# MATERIAL FOR THIS EXERCISE start

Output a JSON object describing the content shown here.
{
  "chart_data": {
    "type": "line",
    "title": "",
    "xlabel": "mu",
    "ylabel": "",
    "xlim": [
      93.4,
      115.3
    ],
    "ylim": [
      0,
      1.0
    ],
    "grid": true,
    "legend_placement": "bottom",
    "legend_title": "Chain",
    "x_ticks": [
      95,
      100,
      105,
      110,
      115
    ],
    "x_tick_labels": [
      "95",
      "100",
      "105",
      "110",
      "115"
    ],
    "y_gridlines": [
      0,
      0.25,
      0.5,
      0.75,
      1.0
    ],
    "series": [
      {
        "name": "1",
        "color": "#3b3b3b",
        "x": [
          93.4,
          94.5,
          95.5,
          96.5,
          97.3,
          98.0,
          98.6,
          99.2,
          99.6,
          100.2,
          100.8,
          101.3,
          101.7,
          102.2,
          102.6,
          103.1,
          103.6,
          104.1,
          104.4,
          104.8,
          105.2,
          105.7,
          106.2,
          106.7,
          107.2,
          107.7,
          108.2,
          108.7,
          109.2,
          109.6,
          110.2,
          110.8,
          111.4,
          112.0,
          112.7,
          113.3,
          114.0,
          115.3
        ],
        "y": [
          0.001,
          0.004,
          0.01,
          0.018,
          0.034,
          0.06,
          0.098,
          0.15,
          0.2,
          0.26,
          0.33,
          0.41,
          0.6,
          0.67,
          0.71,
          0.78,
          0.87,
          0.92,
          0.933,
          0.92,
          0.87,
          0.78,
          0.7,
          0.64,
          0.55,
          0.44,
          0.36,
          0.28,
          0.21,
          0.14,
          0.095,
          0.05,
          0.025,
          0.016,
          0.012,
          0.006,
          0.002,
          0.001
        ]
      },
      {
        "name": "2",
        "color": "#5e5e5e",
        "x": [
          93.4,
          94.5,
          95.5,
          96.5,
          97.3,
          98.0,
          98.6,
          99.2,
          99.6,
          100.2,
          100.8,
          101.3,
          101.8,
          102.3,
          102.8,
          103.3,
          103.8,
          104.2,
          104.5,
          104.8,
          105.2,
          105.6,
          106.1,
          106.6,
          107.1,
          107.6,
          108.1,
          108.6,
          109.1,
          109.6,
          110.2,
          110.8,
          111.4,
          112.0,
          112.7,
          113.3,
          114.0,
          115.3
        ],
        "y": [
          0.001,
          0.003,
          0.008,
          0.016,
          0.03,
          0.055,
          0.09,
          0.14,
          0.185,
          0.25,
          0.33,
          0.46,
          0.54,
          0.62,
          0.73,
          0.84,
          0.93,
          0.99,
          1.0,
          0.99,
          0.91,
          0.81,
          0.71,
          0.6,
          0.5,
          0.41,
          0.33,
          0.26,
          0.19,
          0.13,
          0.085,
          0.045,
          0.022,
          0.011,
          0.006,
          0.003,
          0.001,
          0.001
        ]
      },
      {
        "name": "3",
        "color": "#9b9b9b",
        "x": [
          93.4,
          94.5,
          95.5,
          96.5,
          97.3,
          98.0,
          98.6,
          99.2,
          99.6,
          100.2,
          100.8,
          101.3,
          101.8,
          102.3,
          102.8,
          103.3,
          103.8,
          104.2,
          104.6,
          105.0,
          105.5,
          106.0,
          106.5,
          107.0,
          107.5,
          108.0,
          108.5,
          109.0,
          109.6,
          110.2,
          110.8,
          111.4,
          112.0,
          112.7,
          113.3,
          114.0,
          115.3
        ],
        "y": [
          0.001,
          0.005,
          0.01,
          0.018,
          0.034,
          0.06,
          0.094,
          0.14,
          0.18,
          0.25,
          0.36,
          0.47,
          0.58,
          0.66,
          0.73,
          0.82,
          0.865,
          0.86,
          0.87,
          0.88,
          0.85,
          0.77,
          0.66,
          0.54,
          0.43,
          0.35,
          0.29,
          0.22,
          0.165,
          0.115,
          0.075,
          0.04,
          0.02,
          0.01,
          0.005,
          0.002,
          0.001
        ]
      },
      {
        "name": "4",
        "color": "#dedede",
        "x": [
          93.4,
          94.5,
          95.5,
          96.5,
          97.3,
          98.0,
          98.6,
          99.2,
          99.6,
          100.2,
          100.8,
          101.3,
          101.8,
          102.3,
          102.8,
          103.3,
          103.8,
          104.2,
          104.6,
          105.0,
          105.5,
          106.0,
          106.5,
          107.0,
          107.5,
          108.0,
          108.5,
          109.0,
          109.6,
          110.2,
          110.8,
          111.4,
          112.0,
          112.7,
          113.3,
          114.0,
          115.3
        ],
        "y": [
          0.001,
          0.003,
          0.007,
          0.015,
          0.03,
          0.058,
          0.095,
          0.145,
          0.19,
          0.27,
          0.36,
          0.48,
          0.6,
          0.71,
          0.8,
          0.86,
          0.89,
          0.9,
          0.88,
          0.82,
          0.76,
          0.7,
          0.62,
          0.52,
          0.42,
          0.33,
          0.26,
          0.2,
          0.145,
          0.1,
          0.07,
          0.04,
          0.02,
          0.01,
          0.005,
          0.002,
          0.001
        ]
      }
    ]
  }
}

# MATERIAL FOR THIS EXERCISE end

> _WHAT TO PRODUCE_
Count the lines above that contain the word "color", and give only that number.

> _COMPLETED TASK_
4